#### [WHAT IS EXPECTED]
Reproduce these items verbatim, line for line.

╭─ GIVEN RECORDS

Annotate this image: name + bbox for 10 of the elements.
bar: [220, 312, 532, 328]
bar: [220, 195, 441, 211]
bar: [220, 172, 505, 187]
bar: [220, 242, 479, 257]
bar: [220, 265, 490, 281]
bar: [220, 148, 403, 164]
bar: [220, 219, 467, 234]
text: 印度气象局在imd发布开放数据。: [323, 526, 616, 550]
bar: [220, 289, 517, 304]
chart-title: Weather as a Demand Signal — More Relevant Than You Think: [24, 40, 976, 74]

╰─

#### [REPLY TO THE TASK]
Annotate this image: name + bbox for 10 of the elements.
bar: [220, 312, 532, 328]
bar: [220, 195, 441, 211]
bar: [220, 172, 505, 187]
bar: [220, 242, 479, 257]
bar: [220, 265, 490, 281]
bar: [220, 148, 403, 164]
bar: [220, 219, 467, 234]
text: 印度气象局在imd发布开放数据。: [323, 526, 616, 550]
bar: [220, 289, 517, 304]
chart-title: Weather as a Demand Signal — More Relevant Than You Think: [24, 40, 976, 74]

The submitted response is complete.